Start Material supplied

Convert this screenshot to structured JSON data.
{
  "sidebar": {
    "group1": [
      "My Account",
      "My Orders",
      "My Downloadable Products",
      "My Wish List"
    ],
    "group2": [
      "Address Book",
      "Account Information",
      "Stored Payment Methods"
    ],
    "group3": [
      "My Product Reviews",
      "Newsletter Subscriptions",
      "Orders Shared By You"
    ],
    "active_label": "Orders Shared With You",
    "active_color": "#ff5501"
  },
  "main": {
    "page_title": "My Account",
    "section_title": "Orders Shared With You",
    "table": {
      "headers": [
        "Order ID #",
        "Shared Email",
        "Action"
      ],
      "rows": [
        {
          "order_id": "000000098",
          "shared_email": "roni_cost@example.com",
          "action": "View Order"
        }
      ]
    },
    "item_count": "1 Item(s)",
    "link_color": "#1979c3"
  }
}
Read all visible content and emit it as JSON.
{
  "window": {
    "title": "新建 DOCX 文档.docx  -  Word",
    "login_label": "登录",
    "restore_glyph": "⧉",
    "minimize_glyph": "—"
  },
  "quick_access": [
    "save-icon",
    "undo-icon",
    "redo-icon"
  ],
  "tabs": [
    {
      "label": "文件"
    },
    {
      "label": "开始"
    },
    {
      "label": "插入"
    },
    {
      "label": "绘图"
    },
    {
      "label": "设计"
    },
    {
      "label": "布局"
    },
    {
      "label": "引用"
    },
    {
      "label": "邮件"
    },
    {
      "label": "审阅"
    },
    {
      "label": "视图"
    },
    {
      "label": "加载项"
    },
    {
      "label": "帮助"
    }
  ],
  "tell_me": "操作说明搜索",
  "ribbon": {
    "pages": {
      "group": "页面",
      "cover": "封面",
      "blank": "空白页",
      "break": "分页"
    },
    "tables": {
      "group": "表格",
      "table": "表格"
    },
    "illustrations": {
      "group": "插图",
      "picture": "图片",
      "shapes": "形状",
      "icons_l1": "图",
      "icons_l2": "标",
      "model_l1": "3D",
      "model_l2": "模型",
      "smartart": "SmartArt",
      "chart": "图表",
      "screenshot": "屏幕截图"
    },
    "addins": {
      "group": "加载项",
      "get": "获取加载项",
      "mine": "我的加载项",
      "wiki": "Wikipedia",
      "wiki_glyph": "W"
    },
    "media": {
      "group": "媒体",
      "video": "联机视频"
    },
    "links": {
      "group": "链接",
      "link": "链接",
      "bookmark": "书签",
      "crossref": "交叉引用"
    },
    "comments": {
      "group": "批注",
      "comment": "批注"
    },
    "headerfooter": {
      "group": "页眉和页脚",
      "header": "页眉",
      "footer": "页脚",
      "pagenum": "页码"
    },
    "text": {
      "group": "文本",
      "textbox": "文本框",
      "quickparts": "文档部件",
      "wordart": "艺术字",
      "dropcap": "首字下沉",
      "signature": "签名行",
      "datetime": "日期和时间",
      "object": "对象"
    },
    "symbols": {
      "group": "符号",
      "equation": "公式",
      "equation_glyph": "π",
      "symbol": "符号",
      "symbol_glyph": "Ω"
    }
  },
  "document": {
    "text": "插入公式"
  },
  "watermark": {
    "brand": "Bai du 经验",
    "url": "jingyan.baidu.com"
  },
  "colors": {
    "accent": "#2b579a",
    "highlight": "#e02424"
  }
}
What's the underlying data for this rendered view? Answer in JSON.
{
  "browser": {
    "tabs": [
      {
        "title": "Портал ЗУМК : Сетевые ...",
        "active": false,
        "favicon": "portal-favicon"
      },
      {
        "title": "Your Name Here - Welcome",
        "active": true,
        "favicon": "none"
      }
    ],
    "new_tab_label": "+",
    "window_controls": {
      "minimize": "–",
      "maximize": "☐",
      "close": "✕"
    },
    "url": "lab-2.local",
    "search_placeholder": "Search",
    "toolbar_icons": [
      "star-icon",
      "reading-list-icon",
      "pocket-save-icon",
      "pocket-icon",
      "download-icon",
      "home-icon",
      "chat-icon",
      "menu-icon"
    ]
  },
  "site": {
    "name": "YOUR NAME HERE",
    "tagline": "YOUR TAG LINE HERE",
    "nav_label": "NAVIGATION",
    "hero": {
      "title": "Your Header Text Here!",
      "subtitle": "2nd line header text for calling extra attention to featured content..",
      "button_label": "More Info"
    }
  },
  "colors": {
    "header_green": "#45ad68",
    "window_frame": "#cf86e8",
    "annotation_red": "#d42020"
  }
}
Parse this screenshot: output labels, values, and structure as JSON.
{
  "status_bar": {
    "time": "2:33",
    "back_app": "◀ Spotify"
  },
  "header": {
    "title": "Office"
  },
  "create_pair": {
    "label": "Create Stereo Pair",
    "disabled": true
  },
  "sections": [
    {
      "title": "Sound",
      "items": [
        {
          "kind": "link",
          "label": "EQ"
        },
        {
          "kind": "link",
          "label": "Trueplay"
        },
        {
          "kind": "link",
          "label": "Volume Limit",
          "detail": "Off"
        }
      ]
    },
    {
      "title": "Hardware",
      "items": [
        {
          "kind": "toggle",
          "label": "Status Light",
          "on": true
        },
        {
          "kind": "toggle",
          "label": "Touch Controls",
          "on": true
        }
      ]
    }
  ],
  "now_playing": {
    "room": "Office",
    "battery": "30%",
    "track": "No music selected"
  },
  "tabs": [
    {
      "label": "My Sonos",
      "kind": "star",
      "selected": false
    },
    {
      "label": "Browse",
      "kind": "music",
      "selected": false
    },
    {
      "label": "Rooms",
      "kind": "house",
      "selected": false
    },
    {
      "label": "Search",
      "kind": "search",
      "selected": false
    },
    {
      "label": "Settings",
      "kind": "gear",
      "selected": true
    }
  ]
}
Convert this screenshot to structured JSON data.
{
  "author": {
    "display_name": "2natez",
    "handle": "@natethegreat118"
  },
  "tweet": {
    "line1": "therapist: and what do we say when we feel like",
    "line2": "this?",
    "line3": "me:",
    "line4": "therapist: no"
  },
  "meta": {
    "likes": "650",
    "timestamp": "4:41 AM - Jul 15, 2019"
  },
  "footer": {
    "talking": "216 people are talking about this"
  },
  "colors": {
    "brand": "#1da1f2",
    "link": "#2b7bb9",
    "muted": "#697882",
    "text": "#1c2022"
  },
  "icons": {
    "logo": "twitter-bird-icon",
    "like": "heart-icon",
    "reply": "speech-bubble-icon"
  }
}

End Material supplied

▶ Task to carry out: Reproduce each line verbatim.

▶ Full solution:
Convert this screenshot to structured JSON data.
{
  "sidebar": {
    "group1": [
      "My Account",
      "My Orders",
      "My Downloadable Products",
      "My Wish List"
    ],
    "group2": [
      "Address Book",
      "Account Information",
      "Stored Payment Methods"
    ],
    "group3": [
      "My Product Reviews",
      "Newsletter Subscriptions",
      "Orders Shared By You"
    ],
    "active_label": "Orders Shared With You",
    "active_color": "#ff5501"
  },
  "main": {
    "page_title": "My Account",
    "section_title": "Orders Shared With You",
    "table": {
      "headers": [
        "Order ID #",
        "Shared Email",
        "Action"
      ],
      "rows": [
        {
          "order_id": "000000098",
          "shared_email": "roni_cost@example.com",
          "action": "View Order"
        }
      ]
    },
    "item_count": "1 Item(s)",
    "link_color": "#1979c3"
  }
}
Read all visible content and emit it as JSON.
{
  "window": {
    "title": "新建 DOCX 文档.docx  -  Word",
    "login_label": "登录",
    "restore_glyph": "⧉",
    "minimize_glyph": "—"
  },
  "quick_access": [
    "save-icon",
    "undo-icon",
    "redo-icon"
  ],
  "tabs": [
    {
      "label": "文件"
    },
    {
      "label": "开始"
    },
    {
      "label": "插入"
    },
    {
      "label": "绘图"
    },
    {
      "label": "设计"
    },
    {
      "label": "布局"
    },
    {
      "label": "引用"
    },
    {
      "label": "邮件"
    },
    {
      "label": "审阅"
    },
    {
      "label": "视图"
    },
    {
      "label": "加载项"
    },
    {
      "label": "帮助"
    }
  ],
  "tell_me": "操作说明搜索",
  "ribbon": {
    "pages": {
      "group": "页面",
      "cover": "封面",
      "blank": "空白页",
      "break": "分页"
    },
    "tables": {
      "group": "表格",
      "table": "表格"
    },
    "illustrations": {
      "group": "插图",
      "picture": "图片",
      "shapes": "形状",
      "icons_l1": "图",
      "icons_l2": "标",
      "model_l1": "3D",
      "model_l2": "模型",
      "smartart": "SmartArt",
      "chart": "图表",
      "screenshot": "屏幕截图"
    },
    "addins": {
      "group": "加载项",
      "get": "获取加载项",
      "mine": "我的加载项",
      "wiki": "Wikipedia",
      "wiki_glyph": "W"
    },
    "media": {
      "group": "媒体",
      "video": "联机视频"
    },
    "links": {
      "group": "链接",
      "link": "链接",
      "bookmark": "书签",
      "crossref": "交叉引用"
    },
    "comments": {
      "group": "批注",
      "comment": "批注"
    },
    "headerfooter": {
      "group": "页眉和页脚",
      "header": "页眉",
      "footer": "页脚",
      "pagenum": "页码"
    },
    "text": {
      "group": "文本",
      "textbox": "文本框",
      "quickparts": "文档部件",
      "wordart": "艺术字",
      "dropcap": "首字下沉",
      "signature": "签名行",
      "datetime": "日期和时间",
      "object": "对象"
    },
    "symbols": {
      "group": "符号",
      "equation": "公式",
      "equation_glyph": "π",
      "symbol": "符号",
      "symbol_glyph": "Ω"
    }
  },
  "document": {
    "text": "插入公式"
  },
  "watermark": {
    "brand": "Bai du 经验",
    "url": "jingyan.baidu.com"
  },
  "colors": {
    "accent": "#2b579a",
    "highlight": "#e02424"
  }
}
What's the underlying data for this rendered view? Answer in JSON.
{
  "browser": {
    "tabs": [
      {
        "title": "Портал ЗУМК : Сетевые ...",
        "active": false,
        "favicon": "portal-favicon"
      },
      {
        "title": "Your Name Here - Welcome",
        "active": true,
        "favicon": "none"
      }
    ],
    "new_tab_label": "+",
    "window_controls": {
      "minimize": "–",
      "maximize": "☐",
      "close": "✕"
    },
    "url": "lab-2.local",
    "search_placeholder": "Search",
    "toolbar_icons": [
      "star-icon",
      "reading-list-icon",
      "pocket-save-icon",
      "pocket-icon",
      "download-icon",
      "home-icon",
      "chat-icon",
      "menu-icon"
    ]
  },
  "site": {
    "name": "YOUR NAME HERE",
    "tagline": "YOUR TAG LINE HERE",
    "nav_label": "NAVIGATION",
    "hero": {
      "title": "Your Header Text Here!",
      "subtitle": "2nd line header text for calling extra attention to featured content..",
      "button_label": "More Info"
    }
  },
  "colors": {
    "header_green": "#45ad68",
    "window_frame": "#cf86e8",
    "annotation_red": "#d42020"
  }
}
Parse this screenshot: output labels, values, and structure as JSON.
{
  "status_bar": {
    "time": "2:33",
    "back_app": "◀ Spotify"
  },
  "header": {
    "title": "Office"
  },
  "create_pair": {
    "label": "Create Stereo Pair",
    "disabled": true
  },
  "sections": [
    {
      "title": "Sound",
      "items": [
        {
          "kind": "link",
          "label": "EQ"
        },
        {
          "kind": "link",
          "label": "Trueplay"
        },
        {
          "kind": "link",
          "label": "Volume Limit",
          "detail": "Off"
        }
      ]
    },
    {
      "title": "Hardware",
      "items": [
        {
          "kind": "toggle",
          "label": "Status Light",
          "on": true
        },
        {
          "kind": "toggle",
          "label": "Touch Controls",
          "on": true
        }
      ]
    }
  ],
  "now_playing": {
    "room": "Office",
    "battery": "30%",
    "track": "No music selected"
  },
  "tabs": [
    {
      "label": "My Sonos",
      "kind": "star",
      "selected": false
    },
    {
      "label": "Browse",
      "kind": "music",
      "selected": false
    },
    {
      "label": "Rooms",
      "kind": "house",
      "selected": false
    },
    {
      "label": "Search",
      "kind": "search",
      "selected": false
    },
    {
      "label": "Settings",
      "kind": "gear",
      "selected": true
    }
  ]
}
Convert this screenshot to structured JSON data.
{
  "author": {
    "display_name": "2natez",
    "handle": "@natethegreat118"
  },
  "tweet": {
    "line1": "therapist: and what do we say when we feel like",
    "line2": "this?",
    "line3": "me:",
    "line4": "therapist: no"
  },
  "meta": {
    "likes": "650",
    "timestamp": "4:41 AM - Jul 15, 2019"
  },
  "footer": {
    "talking": "216 people are talking about this"
  },
  "colors": {
    "brand": "#1da1f2",
    "link": "#2b7bb9",
    "muted": "#697882",
    "text": "#1c2022"
  },
  "icons": {
    "logo": "twitter-bird-icon",
    "like": "heart-icon",
    "reply": "speech-bubble-icon"
  }
}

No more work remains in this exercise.